Below are some records; reproduce every one of them exactly.
## Begin Exercise material
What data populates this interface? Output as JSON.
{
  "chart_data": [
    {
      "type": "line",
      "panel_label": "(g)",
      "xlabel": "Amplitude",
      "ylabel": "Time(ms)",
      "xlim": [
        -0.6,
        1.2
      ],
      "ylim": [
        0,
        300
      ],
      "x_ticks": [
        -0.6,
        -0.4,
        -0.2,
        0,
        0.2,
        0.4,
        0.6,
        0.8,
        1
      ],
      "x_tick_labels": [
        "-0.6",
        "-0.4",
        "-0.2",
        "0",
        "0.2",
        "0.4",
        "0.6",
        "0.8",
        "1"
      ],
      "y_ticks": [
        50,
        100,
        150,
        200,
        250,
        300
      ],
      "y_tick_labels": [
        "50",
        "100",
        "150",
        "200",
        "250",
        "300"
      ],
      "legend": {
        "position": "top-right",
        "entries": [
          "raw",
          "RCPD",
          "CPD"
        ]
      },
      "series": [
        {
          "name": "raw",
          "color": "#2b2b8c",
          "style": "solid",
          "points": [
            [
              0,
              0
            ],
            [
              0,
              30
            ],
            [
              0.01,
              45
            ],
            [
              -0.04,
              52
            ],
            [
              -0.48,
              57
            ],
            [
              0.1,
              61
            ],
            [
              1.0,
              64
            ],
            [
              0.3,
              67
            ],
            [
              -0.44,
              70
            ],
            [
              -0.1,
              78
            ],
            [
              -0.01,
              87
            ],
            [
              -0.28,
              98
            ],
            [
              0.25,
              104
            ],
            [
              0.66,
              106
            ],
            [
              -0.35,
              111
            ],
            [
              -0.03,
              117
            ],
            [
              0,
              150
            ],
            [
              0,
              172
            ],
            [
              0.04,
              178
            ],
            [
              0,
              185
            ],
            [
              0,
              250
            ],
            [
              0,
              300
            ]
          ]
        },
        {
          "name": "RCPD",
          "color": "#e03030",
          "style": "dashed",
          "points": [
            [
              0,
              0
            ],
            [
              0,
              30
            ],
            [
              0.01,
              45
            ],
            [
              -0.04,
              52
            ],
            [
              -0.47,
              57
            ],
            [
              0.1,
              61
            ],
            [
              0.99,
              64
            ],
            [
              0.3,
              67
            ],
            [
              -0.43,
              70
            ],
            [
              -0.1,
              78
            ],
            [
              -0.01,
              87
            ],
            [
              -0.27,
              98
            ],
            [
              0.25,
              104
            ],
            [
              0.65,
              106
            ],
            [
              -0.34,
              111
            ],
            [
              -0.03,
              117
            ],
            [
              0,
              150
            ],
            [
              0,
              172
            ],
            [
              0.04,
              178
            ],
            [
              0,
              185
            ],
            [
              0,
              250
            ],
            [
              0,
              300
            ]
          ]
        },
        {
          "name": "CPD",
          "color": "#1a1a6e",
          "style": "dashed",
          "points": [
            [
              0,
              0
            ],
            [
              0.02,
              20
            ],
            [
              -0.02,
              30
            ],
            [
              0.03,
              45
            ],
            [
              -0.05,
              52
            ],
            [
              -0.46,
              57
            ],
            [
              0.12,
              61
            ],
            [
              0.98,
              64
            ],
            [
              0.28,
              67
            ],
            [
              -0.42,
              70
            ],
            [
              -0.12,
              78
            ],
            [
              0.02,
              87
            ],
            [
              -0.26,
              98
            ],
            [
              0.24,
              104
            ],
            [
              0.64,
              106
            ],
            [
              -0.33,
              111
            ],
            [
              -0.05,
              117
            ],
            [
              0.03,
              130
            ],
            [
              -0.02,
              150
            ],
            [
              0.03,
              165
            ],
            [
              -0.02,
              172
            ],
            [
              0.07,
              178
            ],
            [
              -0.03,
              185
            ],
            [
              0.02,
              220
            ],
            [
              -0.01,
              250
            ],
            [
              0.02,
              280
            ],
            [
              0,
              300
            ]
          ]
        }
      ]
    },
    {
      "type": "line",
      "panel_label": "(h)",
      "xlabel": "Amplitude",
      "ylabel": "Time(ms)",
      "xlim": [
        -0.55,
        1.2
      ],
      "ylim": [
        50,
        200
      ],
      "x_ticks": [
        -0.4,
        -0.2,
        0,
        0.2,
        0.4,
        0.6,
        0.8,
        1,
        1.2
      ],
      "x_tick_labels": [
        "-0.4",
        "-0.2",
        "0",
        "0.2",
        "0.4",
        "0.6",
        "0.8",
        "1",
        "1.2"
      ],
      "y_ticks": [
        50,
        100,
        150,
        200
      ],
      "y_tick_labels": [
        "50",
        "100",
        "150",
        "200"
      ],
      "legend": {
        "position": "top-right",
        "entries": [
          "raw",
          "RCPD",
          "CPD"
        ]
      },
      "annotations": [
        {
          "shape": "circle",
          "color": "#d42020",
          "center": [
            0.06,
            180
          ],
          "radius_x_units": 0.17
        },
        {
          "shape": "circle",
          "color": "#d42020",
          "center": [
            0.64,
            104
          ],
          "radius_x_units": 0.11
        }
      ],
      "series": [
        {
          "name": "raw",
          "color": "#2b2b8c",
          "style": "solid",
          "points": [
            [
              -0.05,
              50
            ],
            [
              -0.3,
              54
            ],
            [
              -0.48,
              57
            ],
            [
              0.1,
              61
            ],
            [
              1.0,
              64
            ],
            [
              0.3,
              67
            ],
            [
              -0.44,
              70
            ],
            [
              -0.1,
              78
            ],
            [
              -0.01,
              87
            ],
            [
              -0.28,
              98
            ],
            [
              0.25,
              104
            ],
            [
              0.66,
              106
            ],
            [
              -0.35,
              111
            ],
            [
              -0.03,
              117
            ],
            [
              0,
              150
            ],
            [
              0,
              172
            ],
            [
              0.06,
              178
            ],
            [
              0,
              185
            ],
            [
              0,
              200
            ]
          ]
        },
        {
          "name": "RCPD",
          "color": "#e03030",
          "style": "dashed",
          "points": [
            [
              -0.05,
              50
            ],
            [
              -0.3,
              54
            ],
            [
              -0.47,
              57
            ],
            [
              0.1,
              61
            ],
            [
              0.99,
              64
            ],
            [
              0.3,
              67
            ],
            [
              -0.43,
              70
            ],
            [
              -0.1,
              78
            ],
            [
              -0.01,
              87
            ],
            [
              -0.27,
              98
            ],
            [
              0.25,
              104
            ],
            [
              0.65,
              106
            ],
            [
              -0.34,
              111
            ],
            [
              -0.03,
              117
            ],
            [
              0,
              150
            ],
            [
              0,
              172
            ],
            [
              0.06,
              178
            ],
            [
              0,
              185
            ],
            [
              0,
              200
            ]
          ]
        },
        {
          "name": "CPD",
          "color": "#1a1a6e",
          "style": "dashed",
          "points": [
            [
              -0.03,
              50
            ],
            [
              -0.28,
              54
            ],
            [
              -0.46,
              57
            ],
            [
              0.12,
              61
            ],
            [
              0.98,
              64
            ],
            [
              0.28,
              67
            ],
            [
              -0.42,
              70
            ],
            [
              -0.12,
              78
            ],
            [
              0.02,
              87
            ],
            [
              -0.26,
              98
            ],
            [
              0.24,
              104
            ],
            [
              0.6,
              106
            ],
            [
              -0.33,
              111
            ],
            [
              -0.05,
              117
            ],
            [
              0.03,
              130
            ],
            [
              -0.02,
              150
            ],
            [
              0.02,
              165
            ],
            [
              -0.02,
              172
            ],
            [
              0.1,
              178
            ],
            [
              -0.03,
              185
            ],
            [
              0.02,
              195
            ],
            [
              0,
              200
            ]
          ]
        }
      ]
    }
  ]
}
## End Exercise material
(Right answer):
What data populates this interface? Output as JSON.
{
  "chart_data": [
    {
      "type": "line",
      "panel_label": "(g)",
      "xlabel": "Amplitude",
      "ylabel": "Time(ms)",
      "xlim": [
        -0.6,
        1.2
      ],
      "ylim": [
        0,
        300
      ],
      "x_ticks": [
        -0.6,
        -0.4,
        -0.2,
        0,
        0.2,
        0.4,
        0.6,
        0.8,
        1
      ],
      "x_tick_labels": [
        "-0.6",
        "-0.4",
        "-0.2",
        "0",
        "0.2",
        "0.4",
        "0.6",
        "0.8",
        "1"
      ],
      "y_ticks": [
        50,
        100,
        150,
        200,
        250,
        300
      ],
      "y_tick_labels": [
        "50",
        "100",
        "150",
        "200",
        "250",
        "300"
      ],
      "legend": {
        "position": "top-right",
        "entries": [
          "raw",
          "RCPD",
          "CPD"
        ]
      },
      "series": [
        {
          "name": "raw",
          "color": "#2b2b8c",
          "style": "solid",
          "points": [
            [
              0,
              0
            ],
            [
              0,
              30
            ],
            [
              0.01,
              45
            ],
            [
              -0.04,
              52
            ],
            [
              -0.48,
              57
            ],
            [
              0.1,
              61
            ],
            [
              1.0,
              64
            ],
            [
              0.3,
              67
            ],
            [
              -0.44,
              70
            ],
            [
              -0.1,
              78
            ],
            [
              -0.01,
              87
            ],
            [
              -0.28,
              98
            ],
            [
              0.25,
              104
            ],
            [
              0.66,
              106
            ],
            [
              -0.35,
              111
            ],
            [
              -0.03,
              117
            ],
            [
              0,
              150
            ],
            [
              0,
              172
            ],
            [
              0.04,
              178
            ],
            [
              0,
              185
            ],
            [
              0,
              250
            ],
            [
              0,
              300
            ]
          ]
        },
        {
          "name": "RCPD",
          "color": "#e03030",
          "style": "dashed",
          "points": [
            [
              0,
              0
            ],
            [
              0,
              30
            ],
            [
              0.01,
              45
            ],
            [
              -0.04,
              52
            ],
            [
              -0.47,
              57
            ],
            [
              0.1,
              61
            ],
            [
              0.99,
              64
            ],
            [
              0.3,
              67
            ],
            [
              -0.43,
              70
            ],
            [
              -0.1,
              78
            ],
            [
              -0.01,
              87
            ],
            [
              -0.27,
              98
            ],
            [
              0.25,
              104
            ],
            [
              0.65,
              106
            ],
            [
              -0.34,
              111
            ],
            [
              -0.03,
              117
            ],
            [
              0,
              150
            ],
            [
              0,
              172
            ],
            [
              0.04,
              178
            ],
            [
              0,
              185
            ],
            [
              0,
              250
            ],
            [
              0,
              300
            ]
          ]
        },
        {
          "name": "CPD",
          "color": "#1a1a6e",
          "style": "dashed",
          "points": [
            [
              0,
              0
            ],
            [
              0.02,
              20
            ],
            [
              -0.02,
              30
            ],
            [
              0.03,
              45
            ],
            [
              -0.05,
              52
            ],
            [
              -0.46,
              57
            ],
            [
              0.12,
              61
            ],
            [
              0.98,
              64
            ],
            [
              0.28,
              67
            ],
            [
              -0.42,
              70
            ],
            [
              -0.12,
              78
            ],
            [
              0.02,
              87
            ],
            [
              -0.26,
              98
            ],
            [
              0.24,
              104
            ],
            [
              0.64,
              106
            ],
            [
              -0.33,
              111
            ],
            [
              -0.05,
              117
            ],
            [
              0.03,
              130
            ],
            [
              -0.02,
              150
            ],
            [
              0.03,
              165
            ],
            [
              -0.02,
              172
            ],
            [
              0.07,
              178
            ],
            [
              -0.03,
              185
            ],
            [
              0.02,
              220
            ],
            [
              -0.01,
              250
            ],
            [
              0.02,
              280
            ],
            [
              0,
              300
            ]
          ]
        }
      ]
    },
    {
      "type": "line",
      "panel_label": "(h)",
      "xlabel": "Amplitude",
      "ylabel": "Time(ms)",
      "xlim": [
        -0.55,
        1.2
      ],
      "ylim": [
        50,
        200
      ],
      "x_ticks": [
        -0.4,
        -0.2,
        0,
        0.2,
        0.4,
        0.6,
        0.8,
        1,
        1.2
      ],
      "x_tick_labels": [
        "-0.4",
        "-0.2",
        "0",
        "0.2",
        "0.4",
        "0.6",
        "0.8",
        "1",
        "1.2"
      ],
      "y_ticks": [
        50,
        100,
        150,
        200
      ],
      "y_tick_labels": [
        "50",
        "100",
        "150",
        "200"
      ],
      "legend": {
        "position": "top-right",
        "entries": [
          "raw",
          "RCPD",
          "CPD"
        ]
      },
      "annotations": [
        {
          "shape": "circle",
          "color": "#d42020",
          "center": [
            0.06,
            180
          ],
          "radius_x_units": 0.17
        },
        {
          "shape": "circle",
          "color": "#d42020",
          "center": [
            0.64,
            104
          ],
          "radius_x_units": 0.11
        }
      ],
      "series": [
        {
          "name": "raw",
          "color": "#2b2b8c",
          "style": "solid",
          "points": [
            [
              -0.05,
              50
            ],
            [
              -0.3,
              54
            ],
            [
              -0.48,
              57
            ],
            [
              0.1,
              61
            ],
            [
              1.0,
              64
            ],
            [
              0.3,
              67
            ],
            [
              -0.44,
              70
            ],
            [
              -0.1,
              78
            ],
            [
              -0.01,
              87
            ],
            [
              -0.28,
              98
            ],
            [
              0.25,
              104
            ],
            [
              0.66,
              106
            ],
            [
              -0.35,
              111
            ],
            [
              -0.03,
              117
            ],
            [
              0,
              150
            ],
            [
              0,
              172
            ],
            [
              0.06,
              178
            ],
            [
              0,
              185
            ],
            [
              0,
              200
            ]
          ]
        },
        {
          "name": "RCPD",
          "color": "#e03030",
          "style": "dashed",
          "points": [
            [
              -0.05,
              50
            ],
            [
              -0.3,
              54
            ],
            [
              -0.47,
              57
            ],
            [
              0.1,
              61
            ],
            [
              0.99,
              64
            ],
            [
              0.3,
              67
            ],
            [
              -0.43,
              70
            ],
            [
              -0.1,
              78
            ],
            [
              -0.01,
              87
            ],
            [
              -0.27,
              98
            ],
            [
              0.25,
              104
            ],
            [
              0.65,
              106
            ],
            [
              -0.34,
              111
            ],
            [
              -0.03,
              117
            ],
            [
              0,
              150
            ],
            [
              0,
              172
            ],
            [
              0.06,
              178
            ],
            [
              0,
              185
            ],
            [
              0,
              200
            ]
          ]
        },
        {
          "name": "CPD",
          "color": "#1a1a6e",
          "style": "dashed",
          "points": [
            [
              -0.03,
              50
            ],
            [
              -0.28,
              54
            ],
            [
              -0.46,
              57
            ],
            [
              0.12,
              61
            ],
            [
              0.98,
              64
            ],
            [
              0.28,
              67
            ],
            [
              -0.42,
              70
            ],
            [
              -0.12,
              78
            ],
            [
              0.02,
              87
            ],
            [
              -0.26,
              98
            ],
            [
              0.24,
              104
            ],
            [
              0.6,
              106
            ],
            [
              -0.33,
              111
            ],
            [
              -0.05,
              117
            ],
            [
              0.03,
              130
            ],
            [
              -0.02,
              150
            ],
            [
              0.02,
              165
            ],
            [
              -0.02,
              172
            ],
            [
              0.1,
              178
            ],
            [
              -0.03,
              185
            ],
            [
              0.02,
              195
            ],
            [
              0,
              200
            ]
          ]
        }
      ]
    }
  ]
}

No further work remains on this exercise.